------ Data for this task ------
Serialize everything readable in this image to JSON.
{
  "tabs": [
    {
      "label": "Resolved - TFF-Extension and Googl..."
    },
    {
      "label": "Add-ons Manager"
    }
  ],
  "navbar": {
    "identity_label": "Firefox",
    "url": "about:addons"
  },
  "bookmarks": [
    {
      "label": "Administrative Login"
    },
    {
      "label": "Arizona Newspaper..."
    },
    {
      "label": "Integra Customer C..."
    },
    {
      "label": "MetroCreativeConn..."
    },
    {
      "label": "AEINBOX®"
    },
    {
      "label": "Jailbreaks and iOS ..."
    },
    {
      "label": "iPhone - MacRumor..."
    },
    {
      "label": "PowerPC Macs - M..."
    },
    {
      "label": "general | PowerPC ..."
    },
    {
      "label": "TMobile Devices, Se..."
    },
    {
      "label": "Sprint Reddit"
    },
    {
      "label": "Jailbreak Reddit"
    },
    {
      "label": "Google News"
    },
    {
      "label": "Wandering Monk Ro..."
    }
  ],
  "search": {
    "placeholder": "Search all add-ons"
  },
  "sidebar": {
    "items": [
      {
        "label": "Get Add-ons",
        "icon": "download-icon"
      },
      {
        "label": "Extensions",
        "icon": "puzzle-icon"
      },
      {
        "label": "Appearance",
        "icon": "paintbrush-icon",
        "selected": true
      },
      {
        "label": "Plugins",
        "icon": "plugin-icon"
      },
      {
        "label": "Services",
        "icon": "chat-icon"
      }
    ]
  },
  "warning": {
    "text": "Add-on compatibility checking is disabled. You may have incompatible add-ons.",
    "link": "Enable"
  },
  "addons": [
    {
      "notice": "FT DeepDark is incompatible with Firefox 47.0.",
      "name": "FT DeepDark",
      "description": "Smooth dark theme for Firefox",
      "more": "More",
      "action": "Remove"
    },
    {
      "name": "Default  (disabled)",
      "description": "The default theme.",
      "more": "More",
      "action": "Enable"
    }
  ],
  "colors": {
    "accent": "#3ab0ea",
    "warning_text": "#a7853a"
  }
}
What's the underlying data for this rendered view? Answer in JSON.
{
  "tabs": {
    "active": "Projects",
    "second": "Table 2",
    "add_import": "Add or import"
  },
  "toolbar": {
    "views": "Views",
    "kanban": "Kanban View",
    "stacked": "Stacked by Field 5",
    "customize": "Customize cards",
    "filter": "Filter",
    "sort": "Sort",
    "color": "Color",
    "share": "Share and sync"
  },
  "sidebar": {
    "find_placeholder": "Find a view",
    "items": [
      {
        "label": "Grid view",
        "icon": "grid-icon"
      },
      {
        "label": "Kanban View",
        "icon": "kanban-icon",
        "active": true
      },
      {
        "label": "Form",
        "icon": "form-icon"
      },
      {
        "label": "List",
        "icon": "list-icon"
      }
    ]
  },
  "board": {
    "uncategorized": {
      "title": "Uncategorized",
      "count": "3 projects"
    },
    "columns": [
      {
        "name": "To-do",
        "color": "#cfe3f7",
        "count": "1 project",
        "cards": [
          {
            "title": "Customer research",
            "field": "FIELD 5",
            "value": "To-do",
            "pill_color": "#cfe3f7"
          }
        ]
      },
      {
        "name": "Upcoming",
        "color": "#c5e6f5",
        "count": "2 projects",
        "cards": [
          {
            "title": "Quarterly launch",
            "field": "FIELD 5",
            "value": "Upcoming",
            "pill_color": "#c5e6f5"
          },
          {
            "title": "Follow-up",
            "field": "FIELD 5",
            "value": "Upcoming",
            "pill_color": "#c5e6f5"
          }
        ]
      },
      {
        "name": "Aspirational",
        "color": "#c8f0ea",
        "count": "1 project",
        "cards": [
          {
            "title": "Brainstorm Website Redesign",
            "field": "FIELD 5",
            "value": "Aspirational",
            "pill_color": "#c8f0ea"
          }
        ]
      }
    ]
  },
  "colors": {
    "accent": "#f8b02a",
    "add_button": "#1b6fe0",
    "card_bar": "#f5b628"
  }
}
------
▶ **Aim**: Would you give the material above again, complete and exact?

▶ **Answer below**:
Serialize everything readable in this image to JSON.
{
  "tabs": [
    {
      "label": "Resolved - TFF-Extension and Googl..."
    },
    {
      "label": "Add-ons Manager"
    }
  ],
  "navbar": {
    "identity_label": "Firefox",
    "url": "about:addons"
  },
  "bookmarks": [
    {
      "label": "Administrative Login"
    },
    {
      "label": "Arizona Newspaper..."
    },
    {
      "label": "Integra Customer C..."
    },
    {
      "label": "MetroCreativeConn..."
    },
    {
      "label": "AEINBOX®"
    },
    {
      "label": "Jailbreaks and iOS ..."
    },
    {
      "label": "iPhone - MacRumor..."
    },
    {
      "label": "PowerPC Macs - M..."
    },
    {
      "label": "general | PowerPC ..."
    },
    {
      "label": "TMobile Devices, Se..."
    },
    {
      "label": "Sprint Reddit"
    },
    {
      "label": "Jailbreak Reddit"
    },
    {
      "label": "Google News"
    },
    {
      "label": "Wandering Monk Ro..."
    }
  ],
  "search": {
    "placeholder": "Search all add-ons"
  },
  "sidebar": {
    "items": [
      {
        "label": "Get Add-ons",
        "icon": "download-icon"
      },
      {
        "label": "Extensions",
        "icon": "puzzle-icon"
      },
      {
        "label": "Appearance",
        "icon": "paintbrush-icon",
        "selected": true
      },
      {
        "label": "Plugins",
        "icon": "plugin-icon"
      },
      {
        "label": "Services",
        "icon": "chat-icon"
      }
    ]
  },
  "warning": {
    "text": "Add-on compatibility checking is disabled. You may have incompatible add-ons.",
    "link": "Enable"
  },
  "addons": [
    {
      "notice": "FT DeepDark is incompatible with Firefox 47.0.",
      "name": "FT DeepDark",
      "description": "Smooth dark theme for Firefox",
      "more": "More",
      "action": "Remove"
    },
    {
      "name": "Default  (disabled)",
      "description": "The default theme.",
      "more": "More",
      "action": "Enable"
    }
  ],
  "colors": {
    "accent": "#3ab0ea",
    "warning_text": "#a7853a"
  }
}
What's the underlying data for this rendered view? Answer in JSON.
{
  "tabs": {
    "active": "Projects",
    "second": "Table 2",
    "add_import": "Add or import"
  },
  "toolbar": {
    "views": "Views",
    "kanban": "Kanban View",
    "stacked": "Stacked by Field 5",
    "customize": "Customize cards",
    "filter": "Filter",
    "sort": "Sort",
    "color": "Color",
    "share": "Share and sync"
  },
  "sidebar": {
    "find_placeholder": "Find a view",
    "items": [
      {
        "label": "Grid view",
        "icon": "grid-icon"
      },
      {
        "label": "Kanban View",
        "icon": "kanban-icon",
        "active": true
      },
      {
        "label": "Form",
        "icon": "form-icon"
      },
      {
        "label": "List",
        "icon": "list-icon"
      }
    ]
  },
  "board": {
    "uncategorized": {
      "title": "Uncategorized",
      "count": "3 projects"
    },
    "columns": [
      {
        "name": "To-do",
        "color": "#cfe3f7",
        "count": "1 project",
        "cards": [
          {
            "title": "Customer research",
            "field": "FIELD 5",
            "value": "To-do",
            "pill_color": "#cfe3f7"
          }
        ]
      },
      {
        "name": "Upcoming",
        "color": "#c5e6f5",
        "count": "2 projects",
        "cards": [
          {
            "title": "Quarterly launch",
            "field": "FIELD 5",
            "value": "Upcoming",
            "pill_color": "#c5e6f5"
          },
          {
            "title": "Follow-up",
            "field": "FIELD 5",
            "value": "Upcoming",
            "pill_color": "#c5e6f5"
          }
        ]
      },
      {
        "name": "Aspirational",
        "color": "#c8f0ea",
        "count": "1 project",
        "cards": [
          {
            "title": "Brainstorm Website Redesign",
            "field": "FIELD 5",
            "value": "Aspirational",
            "pill_color": "#c8f0ea"
          }
        ]
      }
    ]
  },
  "colors": {
    "accent": "#f8b02a",
    "add_button": "#1b6fe0",
    "card_bar": "#f5b628"
  }
}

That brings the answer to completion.